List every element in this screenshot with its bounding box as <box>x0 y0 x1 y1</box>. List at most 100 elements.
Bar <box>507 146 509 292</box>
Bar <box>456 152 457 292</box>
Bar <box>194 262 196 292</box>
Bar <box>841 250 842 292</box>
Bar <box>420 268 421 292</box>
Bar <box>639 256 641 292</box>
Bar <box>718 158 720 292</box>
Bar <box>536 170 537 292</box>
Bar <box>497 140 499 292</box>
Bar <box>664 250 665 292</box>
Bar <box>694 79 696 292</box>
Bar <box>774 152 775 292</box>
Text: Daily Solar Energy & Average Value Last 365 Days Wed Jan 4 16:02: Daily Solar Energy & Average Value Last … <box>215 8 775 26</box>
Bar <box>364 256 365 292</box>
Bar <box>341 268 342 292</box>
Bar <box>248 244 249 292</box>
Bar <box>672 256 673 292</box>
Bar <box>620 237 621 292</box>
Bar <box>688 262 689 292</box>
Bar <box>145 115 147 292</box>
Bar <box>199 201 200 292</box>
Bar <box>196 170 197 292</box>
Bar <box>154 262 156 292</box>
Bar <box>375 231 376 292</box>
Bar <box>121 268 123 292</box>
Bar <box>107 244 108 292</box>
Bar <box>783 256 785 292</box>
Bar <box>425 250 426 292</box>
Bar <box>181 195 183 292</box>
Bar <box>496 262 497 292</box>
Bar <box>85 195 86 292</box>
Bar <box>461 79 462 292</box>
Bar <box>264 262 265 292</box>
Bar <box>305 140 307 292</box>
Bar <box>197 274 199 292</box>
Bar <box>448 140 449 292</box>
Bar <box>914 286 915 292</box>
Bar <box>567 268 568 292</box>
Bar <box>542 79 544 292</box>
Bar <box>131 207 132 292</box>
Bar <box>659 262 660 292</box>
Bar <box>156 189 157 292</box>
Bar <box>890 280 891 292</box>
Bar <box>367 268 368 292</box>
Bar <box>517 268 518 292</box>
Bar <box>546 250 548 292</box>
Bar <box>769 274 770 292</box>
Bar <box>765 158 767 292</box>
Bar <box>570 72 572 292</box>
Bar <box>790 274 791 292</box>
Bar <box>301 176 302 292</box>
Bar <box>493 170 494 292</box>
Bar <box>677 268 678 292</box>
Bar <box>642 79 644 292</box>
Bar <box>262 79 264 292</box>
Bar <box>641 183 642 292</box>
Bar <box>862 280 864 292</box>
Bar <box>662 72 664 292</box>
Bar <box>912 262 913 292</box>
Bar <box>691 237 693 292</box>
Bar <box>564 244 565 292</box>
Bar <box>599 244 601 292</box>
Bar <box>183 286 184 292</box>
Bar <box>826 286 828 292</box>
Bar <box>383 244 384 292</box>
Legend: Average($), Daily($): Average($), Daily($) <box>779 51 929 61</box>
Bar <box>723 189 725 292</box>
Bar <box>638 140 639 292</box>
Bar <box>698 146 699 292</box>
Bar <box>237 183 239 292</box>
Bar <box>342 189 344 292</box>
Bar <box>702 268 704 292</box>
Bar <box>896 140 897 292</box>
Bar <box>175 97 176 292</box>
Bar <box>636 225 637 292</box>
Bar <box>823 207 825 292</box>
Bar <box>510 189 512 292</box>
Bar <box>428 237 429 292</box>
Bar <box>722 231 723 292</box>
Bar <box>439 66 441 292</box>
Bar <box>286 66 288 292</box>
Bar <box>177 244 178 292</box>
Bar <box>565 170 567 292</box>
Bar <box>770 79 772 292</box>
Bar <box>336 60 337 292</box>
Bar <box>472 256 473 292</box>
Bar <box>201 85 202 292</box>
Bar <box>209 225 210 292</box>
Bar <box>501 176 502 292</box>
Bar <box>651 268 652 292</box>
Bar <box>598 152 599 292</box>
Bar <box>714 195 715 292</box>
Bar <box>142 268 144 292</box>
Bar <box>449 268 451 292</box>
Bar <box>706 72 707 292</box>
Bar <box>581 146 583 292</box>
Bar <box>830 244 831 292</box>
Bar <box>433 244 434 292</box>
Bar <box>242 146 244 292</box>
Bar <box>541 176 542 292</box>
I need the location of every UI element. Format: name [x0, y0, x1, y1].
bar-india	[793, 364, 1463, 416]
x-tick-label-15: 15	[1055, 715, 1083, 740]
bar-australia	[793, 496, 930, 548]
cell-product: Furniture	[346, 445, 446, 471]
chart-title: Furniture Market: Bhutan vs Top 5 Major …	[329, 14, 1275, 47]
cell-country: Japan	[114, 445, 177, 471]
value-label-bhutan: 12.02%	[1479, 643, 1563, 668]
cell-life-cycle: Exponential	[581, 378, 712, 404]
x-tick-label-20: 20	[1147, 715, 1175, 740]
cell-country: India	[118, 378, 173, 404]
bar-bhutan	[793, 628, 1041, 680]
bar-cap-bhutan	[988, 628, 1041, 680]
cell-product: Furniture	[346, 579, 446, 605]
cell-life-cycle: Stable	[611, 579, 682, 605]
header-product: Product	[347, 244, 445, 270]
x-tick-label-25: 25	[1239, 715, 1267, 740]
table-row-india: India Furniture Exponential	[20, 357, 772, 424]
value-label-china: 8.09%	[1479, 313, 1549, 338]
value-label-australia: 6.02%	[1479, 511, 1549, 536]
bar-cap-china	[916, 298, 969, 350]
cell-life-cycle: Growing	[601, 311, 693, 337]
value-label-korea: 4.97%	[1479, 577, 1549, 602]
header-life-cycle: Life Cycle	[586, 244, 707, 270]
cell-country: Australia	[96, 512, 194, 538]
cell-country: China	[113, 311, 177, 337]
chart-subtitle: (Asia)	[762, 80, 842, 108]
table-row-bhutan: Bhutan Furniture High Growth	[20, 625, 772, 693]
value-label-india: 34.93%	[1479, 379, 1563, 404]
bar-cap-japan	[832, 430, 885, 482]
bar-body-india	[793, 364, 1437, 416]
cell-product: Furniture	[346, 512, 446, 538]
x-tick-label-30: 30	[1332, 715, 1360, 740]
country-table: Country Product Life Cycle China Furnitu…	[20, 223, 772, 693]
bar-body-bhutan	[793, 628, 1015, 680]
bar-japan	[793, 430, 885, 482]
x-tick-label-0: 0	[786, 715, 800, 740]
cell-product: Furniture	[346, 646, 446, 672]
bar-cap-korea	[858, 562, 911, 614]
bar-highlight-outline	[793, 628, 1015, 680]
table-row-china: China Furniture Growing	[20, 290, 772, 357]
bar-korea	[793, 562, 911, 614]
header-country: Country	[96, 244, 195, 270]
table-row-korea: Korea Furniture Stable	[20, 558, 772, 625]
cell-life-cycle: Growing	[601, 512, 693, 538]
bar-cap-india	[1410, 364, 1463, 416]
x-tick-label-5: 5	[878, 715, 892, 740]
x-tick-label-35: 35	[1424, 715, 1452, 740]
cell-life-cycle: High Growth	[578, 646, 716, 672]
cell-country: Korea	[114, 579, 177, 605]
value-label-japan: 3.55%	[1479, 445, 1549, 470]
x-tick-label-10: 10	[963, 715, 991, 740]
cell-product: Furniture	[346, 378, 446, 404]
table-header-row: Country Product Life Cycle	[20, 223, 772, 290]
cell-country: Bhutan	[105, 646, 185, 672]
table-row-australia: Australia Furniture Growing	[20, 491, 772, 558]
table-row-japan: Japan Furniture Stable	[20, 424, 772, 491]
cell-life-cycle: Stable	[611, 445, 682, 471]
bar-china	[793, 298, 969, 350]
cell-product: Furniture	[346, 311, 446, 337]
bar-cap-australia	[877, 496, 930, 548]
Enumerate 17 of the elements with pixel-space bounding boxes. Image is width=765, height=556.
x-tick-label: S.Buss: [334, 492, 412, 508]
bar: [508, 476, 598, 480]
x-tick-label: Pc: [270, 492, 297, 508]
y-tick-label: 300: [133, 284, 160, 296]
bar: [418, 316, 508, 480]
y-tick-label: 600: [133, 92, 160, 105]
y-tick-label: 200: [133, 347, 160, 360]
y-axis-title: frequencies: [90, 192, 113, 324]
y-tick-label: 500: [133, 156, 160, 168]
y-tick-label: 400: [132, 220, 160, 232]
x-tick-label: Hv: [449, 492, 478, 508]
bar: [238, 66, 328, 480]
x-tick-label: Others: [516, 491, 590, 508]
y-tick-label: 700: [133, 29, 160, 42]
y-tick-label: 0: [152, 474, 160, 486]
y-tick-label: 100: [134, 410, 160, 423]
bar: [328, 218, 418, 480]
• • • •
> [WHAT THE EXERCISE ASKS] Copy the items word for word, starting from the very first line and continuing through the line that contains "Bar <box>783 256 785 292</box>".

> [TASK OUTPUT]
List every element in this screenshot with its bounding box as <box>x0 y0 x1 y1</box>. List at most 100 elements.
Bar <box>507 146 509 292</box>
Bar <box>456 152 457 292</box>
Bar <box>194 262 196 292</box>
Bar <box>841 250 842 292</box>
Bar <box>420 268 421 292</box>
Bar <box>639 256 641 292</box>
Bar <box>718 158 720 292</box>
Bar <box>536 170 537 292</box>
Bar <box>497 140 499 292</box>
Bar <box>664 250 665 292</box>
Bar <box>694 79 696 292</box>
Bar <box>774 152 775 292</box>
Text: Daily Solar Energy & Average Value Last 365 Days Wed Jan 4 16:02: Daily Solar Energy & Average Value Last … <box>215 8 775 26</box>
Bar <box>364 256 365 292</box>
Bar <box>341 268 342 292</box>
Bar <box>248 244 249 292</box>
Bar <box>672 256 673 292</box>
Bar <box>620 237 621 292</box>
Bar <box>688 262 689 292</box>
Bar <box>145 115 147 292</box>
Bar <box>199 201 200 292</box>
Bar <box>196 170 197 292</box>
Bar <box>154 262 156 292</box>
Bar <box>375 231 376 292</box>
Bar <box>121 268 123 292</box>
Bar <box>107 244 108 292</box>
Bar <box>783 256 785 292</box>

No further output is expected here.